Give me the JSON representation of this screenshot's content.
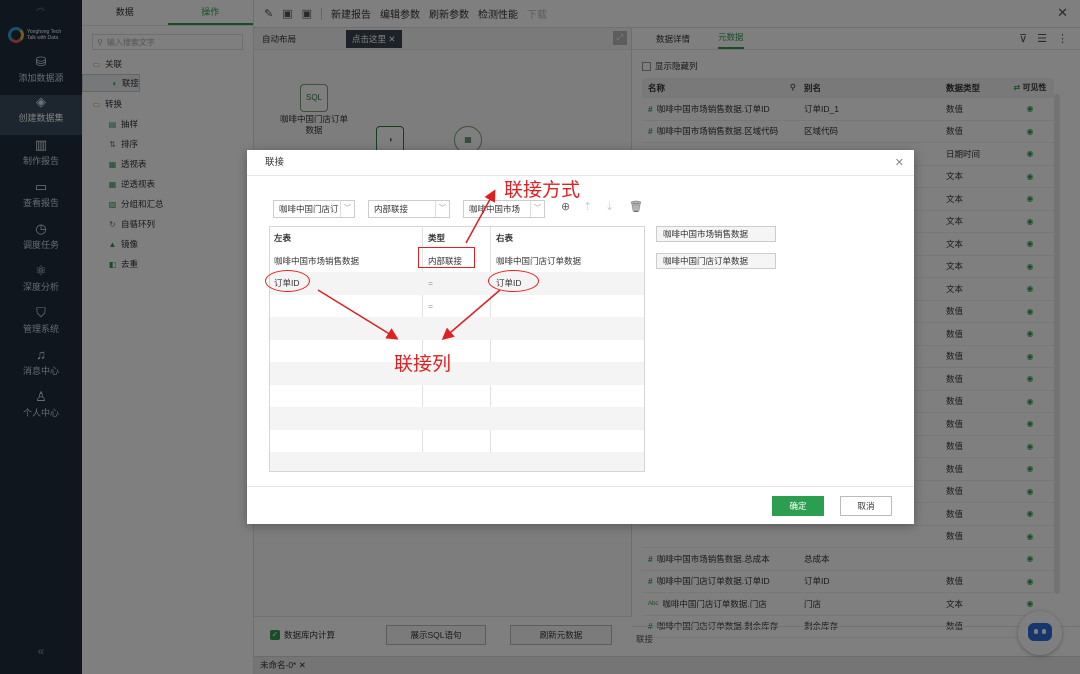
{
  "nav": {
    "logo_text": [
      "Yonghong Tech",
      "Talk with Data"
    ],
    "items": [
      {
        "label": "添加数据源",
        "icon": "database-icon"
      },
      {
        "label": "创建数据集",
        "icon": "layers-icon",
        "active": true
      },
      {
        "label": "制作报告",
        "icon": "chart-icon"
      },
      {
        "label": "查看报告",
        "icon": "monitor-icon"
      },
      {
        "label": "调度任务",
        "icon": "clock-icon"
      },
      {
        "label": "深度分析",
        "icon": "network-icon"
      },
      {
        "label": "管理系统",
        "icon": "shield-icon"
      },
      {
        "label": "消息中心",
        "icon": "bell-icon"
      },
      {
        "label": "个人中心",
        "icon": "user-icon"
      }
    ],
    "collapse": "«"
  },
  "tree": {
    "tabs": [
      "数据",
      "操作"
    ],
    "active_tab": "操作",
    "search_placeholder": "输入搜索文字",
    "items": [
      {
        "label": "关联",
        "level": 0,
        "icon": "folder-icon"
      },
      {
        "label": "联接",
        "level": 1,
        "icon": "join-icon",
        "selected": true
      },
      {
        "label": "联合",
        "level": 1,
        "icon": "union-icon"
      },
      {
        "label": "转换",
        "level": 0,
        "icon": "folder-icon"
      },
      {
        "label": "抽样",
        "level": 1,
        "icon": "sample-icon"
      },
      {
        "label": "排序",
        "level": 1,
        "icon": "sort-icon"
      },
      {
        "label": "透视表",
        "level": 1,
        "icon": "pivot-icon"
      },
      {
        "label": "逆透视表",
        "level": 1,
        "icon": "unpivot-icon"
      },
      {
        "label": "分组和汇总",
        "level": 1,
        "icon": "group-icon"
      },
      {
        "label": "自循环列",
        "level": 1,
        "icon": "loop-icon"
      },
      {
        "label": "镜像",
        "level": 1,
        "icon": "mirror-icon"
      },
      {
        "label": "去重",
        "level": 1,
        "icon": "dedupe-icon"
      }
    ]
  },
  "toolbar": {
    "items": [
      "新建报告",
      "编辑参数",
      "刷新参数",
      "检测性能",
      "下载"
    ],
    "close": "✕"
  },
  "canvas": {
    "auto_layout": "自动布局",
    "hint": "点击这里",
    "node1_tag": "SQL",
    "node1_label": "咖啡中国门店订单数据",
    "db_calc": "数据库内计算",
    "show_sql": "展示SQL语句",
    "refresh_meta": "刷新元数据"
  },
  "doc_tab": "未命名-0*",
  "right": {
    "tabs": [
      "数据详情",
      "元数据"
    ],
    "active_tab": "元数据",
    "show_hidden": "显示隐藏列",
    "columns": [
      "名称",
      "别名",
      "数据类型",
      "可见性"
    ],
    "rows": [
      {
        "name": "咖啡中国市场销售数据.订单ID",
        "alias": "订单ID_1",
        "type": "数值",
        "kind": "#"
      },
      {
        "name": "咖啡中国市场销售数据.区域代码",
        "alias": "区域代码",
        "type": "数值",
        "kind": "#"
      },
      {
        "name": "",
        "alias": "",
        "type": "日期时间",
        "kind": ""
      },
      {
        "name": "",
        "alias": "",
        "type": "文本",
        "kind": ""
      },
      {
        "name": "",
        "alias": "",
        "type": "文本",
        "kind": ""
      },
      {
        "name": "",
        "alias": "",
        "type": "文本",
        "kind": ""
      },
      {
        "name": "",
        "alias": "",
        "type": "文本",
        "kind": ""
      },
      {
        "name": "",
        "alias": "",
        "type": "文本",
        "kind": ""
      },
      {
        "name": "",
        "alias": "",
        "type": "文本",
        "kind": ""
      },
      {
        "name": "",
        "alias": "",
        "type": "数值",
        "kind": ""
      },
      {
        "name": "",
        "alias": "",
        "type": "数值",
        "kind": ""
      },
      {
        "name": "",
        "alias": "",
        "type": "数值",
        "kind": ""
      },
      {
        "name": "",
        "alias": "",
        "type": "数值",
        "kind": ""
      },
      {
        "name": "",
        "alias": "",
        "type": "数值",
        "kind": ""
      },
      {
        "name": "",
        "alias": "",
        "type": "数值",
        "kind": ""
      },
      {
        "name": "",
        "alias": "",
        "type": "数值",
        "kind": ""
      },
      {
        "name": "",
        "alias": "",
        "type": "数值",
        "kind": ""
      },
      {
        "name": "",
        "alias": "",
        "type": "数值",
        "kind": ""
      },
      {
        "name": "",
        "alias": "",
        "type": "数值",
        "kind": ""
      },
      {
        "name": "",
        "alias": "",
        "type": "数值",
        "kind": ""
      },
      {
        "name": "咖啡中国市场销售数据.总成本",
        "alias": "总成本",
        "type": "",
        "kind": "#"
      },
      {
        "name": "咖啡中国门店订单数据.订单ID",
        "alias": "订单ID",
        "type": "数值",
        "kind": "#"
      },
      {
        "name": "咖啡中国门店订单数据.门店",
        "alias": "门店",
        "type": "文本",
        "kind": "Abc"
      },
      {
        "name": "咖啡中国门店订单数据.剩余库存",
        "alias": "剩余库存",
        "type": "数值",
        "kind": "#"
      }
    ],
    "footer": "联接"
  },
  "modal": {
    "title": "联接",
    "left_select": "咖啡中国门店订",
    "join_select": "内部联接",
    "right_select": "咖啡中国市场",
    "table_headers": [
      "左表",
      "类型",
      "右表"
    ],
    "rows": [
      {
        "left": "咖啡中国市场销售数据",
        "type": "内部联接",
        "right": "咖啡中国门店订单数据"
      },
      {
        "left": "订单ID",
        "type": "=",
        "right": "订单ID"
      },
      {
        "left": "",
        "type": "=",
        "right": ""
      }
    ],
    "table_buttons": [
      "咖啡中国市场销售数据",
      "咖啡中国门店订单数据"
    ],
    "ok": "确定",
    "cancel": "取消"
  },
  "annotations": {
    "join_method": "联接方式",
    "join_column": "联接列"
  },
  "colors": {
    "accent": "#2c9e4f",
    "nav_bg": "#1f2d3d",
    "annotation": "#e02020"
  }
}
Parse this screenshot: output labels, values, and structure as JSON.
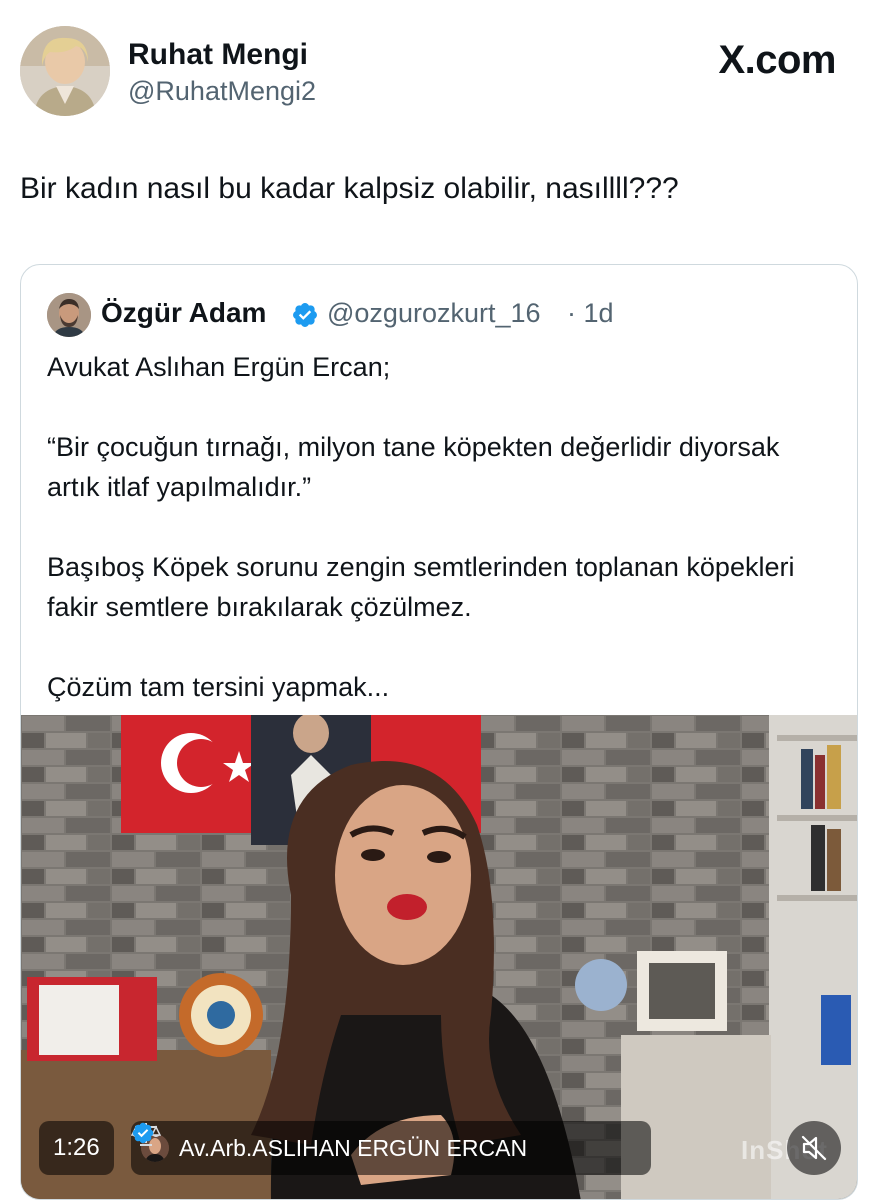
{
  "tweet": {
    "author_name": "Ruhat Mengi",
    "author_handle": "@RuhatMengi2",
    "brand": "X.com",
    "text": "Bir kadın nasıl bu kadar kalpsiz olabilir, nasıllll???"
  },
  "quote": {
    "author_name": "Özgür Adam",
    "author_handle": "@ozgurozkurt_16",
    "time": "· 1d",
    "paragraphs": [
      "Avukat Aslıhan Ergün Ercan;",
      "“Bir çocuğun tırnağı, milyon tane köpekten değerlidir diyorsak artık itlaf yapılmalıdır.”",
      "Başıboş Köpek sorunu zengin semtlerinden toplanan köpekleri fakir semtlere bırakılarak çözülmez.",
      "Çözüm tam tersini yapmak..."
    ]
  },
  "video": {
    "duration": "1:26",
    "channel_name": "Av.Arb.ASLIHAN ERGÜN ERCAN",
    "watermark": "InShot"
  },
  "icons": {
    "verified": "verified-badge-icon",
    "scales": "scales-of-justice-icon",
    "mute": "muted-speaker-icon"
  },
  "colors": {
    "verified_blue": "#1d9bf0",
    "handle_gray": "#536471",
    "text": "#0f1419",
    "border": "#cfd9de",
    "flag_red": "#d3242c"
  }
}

---

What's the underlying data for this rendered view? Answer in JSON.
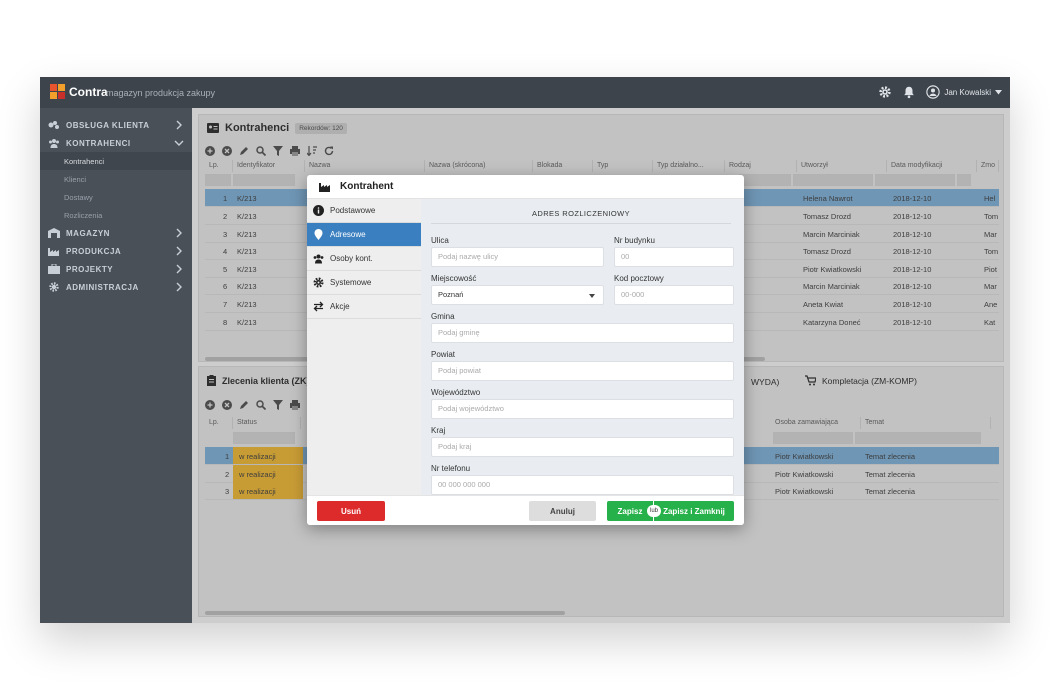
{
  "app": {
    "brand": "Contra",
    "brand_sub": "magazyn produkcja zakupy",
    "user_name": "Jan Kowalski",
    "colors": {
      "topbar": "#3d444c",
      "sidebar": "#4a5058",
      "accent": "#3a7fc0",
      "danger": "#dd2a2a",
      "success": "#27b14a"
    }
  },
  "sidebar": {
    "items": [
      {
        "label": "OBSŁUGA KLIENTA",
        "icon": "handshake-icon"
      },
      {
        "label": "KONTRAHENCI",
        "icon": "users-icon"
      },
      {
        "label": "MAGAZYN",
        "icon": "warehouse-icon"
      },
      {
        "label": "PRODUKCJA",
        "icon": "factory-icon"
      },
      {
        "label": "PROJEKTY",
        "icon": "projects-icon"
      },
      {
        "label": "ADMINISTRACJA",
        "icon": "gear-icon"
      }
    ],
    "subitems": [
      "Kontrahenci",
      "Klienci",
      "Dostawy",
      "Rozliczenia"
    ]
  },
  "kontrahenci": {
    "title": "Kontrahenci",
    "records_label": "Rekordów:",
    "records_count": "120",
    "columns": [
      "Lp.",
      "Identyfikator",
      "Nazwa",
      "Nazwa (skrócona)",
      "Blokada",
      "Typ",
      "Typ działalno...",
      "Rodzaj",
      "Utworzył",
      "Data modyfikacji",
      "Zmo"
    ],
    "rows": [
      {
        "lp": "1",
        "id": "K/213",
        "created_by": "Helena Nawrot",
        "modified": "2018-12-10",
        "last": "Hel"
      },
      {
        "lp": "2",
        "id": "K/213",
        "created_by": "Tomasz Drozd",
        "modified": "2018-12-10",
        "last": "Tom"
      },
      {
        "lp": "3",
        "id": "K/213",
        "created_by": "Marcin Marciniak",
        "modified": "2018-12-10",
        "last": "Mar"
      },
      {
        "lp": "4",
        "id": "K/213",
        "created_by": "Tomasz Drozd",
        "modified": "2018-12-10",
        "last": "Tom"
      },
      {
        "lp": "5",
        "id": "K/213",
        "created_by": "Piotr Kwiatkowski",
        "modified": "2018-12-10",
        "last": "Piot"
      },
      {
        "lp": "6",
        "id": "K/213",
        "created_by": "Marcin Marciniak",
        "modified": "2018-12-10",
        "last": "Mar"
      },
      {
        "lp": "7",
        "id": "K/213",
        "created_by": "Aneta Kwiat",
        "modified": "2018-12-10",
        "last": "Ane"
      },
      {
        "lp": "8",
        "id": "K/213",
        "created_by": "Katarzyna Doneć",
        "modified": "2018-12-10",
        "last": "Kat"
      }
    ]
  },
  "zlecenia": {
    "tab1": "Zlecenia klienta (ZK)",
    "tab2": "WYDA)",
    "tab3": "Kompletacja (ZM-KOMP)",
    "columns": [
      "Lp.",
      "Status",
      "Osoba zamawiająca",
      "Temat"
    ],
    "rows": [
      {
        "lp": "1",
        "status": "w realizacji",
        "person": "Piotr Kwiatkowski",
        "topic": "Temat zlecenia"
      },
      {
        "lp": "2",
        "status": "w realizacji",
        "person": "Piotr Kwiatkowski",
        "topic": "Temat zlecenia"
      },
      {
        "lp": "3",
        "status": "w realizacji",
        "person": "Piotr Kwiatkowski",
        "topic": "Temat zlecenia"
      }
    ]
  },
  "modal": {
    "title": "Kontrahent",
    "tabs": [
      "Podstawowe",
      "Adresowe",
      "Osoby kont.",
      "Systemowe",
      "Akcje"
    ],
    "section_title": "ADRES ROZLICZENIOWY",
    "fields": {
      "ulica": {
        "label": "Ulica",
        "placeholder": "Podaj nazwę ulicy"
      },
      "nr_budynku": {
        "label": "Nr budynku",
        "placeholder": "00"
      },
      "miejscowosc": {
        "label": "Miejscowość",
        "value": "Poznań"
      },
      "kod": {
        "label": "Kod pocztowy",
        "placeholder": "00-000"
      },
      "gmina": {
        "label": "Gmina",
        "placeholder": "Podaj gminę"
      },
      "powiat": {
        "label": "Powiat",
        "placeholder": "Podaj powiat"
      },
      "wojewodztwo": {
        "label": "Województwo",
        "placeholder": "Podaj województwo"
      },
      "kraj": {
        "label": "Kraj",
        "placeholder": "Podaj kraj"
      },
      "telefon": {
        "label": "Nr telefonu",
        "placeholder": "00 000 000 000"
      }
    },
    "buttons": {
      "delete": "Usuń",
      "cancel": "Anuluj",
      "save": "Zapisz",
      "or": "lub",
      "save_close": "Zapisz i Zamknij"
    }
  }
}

WORK INSTRUCTIONS - Show each line of the listing that holds the string "JSON".

EXPECTED ANSWER -
Give me the JSON representation of this screenshot's content.
Parse this screenshot: output labels, values, and structure as JSON.
What's the underlying data for this rendered view? Answer in JSON.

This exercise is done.